Zitierter Textauszug:

.....

Repräsentative Umfragen gab es noch nicht und die letzte freie Wahl mit den Sozialdemokraten als stärkste Einzelpartei lag 15 Jahre zurück. Außerdem hinkten nach 1934 und 1938 alle Vergleiche und die Wählerstruktur hatte sich durch eine Viertel Million Gefallene und Vermisste, 600.000 Kriegsgefangene und die nicht wahlberechtigten minderbelasteten Nationalsozialisten grundlegend verändert. Bei der nächsten Nationalratswahl im Jahr 1949 gab es durch Heimkehrer und wieder wahlberechtigte Minderbelastete gleich um eine Million mehr gültige Stimmen.

Das Stimmungsbarometer der damals zahlreichen Wahlversammlungen war wenig aussagekräftig, denn die Bewegungsfreiheit war durch vier Besatzungszonen in Österreich und in Wien, durch zerstörte Verkehrsanlagen und die herrschende Unsicherheit behindert und die Kommunisten konnten in den von der sowjetischen Besatzungsmacht beschlagnahmten Betrieben auch Druck ausüben.

Wahlkampf war in erster Linie ein Papierkrieg

Da es kein Fernsehen und nur einen Verlautbarungsrundfunk gab, war der Wahlkampf in erster Linie ein Papierkrieg, auf den aber auch die sowjetische Besatzungsmacht in ihrer Zone durch Papierzuteilungen Einfluss nehmen konnte. Trotzdem gab es aussagekräftige Plakattexte: So den anonymen "Wer die Rote Armee liebt, wählt kommunistisch", den sozialistischen der Kriegsgefangene gegen "Nazis nach Sibirien" tauschen wollte oder das aus Papierabfällen stammende Streifenplakat der ÖVP mit dem angesichts vieler Plünderungen aktuellen, von Raab erfundenen Text "Mein und Dein sind Rechtsbegriffe".

.....

Aufgabenstellung: Greif den Text über den Wahlkampf an seinem Ende auf und schreib ihn weiter.

Datenabschnitt:
.....

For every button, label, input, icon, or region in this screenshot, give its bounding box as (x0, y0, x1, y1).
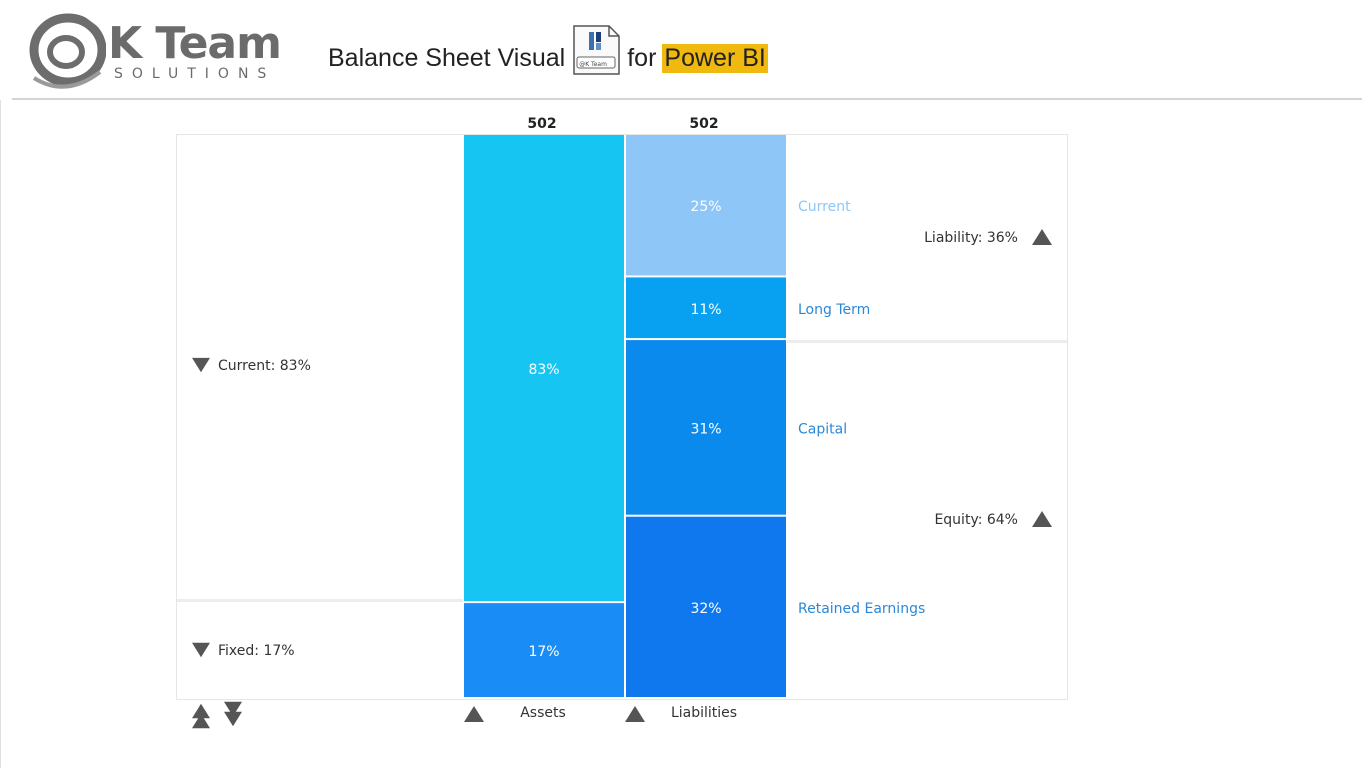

.....

Ergebnis der Übung:
33 Tageszeitungen sind gegründet worden

Der Schwerpunkt der Kommunikation lag bei Politikerreden in Wahlversammlungen, über die in den damals dominierenden Tageszeitungen der Parteien berichtet wurde. 33 Tageszeitungen waren zwischen dem 21. April und dem Wahlkampf gegründet worden, darunter 21 Parteizeitungen und zwei Drei-Parteienzeitungen, sieben der Besatzungsmächte, zwei bereits im Privatbesitz befindliche und die der Republik gehörende "Wiener Zeitung".

"Wiederwählendürfen" wurde zur Motivation

Für die Wahlberechtigten war auch bei der begrenzten Auswahl zwischen drei Parteien das "Wiederwählendürfen" eine heute nicht mehr vorstellbare Motivation, war doch den meisten bewusst, dass an die Stelle der eben erst überwundene Ein-Parteien-Herrschaft auch wieder - wie bald darauf in den benachbarten Volksdemokratien - eine neue treten könnte. Trotz Hunger mit 800 Kalorien pro Tag im September in Wien und einer Trümmerlandschaft in vielen Städten machten 95 Prozent von ihrem Wahlrecht Gebrauch. Das auch durch keine Hochrechnungen kurzfristig vorhersehbare Ergebnis war für alle Beteiligten eine Überraschung: 85 der damals 165 Mandate und damit die absolute Mehrheit für die ÖVP, 76 für die SPÖ und angesichts des Propagandaaufwands lächerliche vier für die KPÖ.

Da es keine Exit-Polls und Wählerstromanalysen gab, war die einzig gesicherte Zahl die der 63 Prozent Frauen, die, so kann man mutmaßen, nach sieben Jahren Krieg wohl mehrheitlich für keine Kampfparolen mehr empfänglich waren, Dass es nach der Wahl zu einer Konzentrations-Regierung aller drei wahlwerbenden Parteien kam, war aus heutiger Sicht überraschend, entsprach aber der Notwendigkeit gemeinsamer Anstrengungen für den Wiederaufbau, bei den Gegnern der Ersten Republik des Zusammenhaltens gegenüber einem Besatzungsregime und im Falle der Kommunisten auch der Opportunität angesichts der für einen Staatsvertrag entscheidenden Rolle der Sowjetunion.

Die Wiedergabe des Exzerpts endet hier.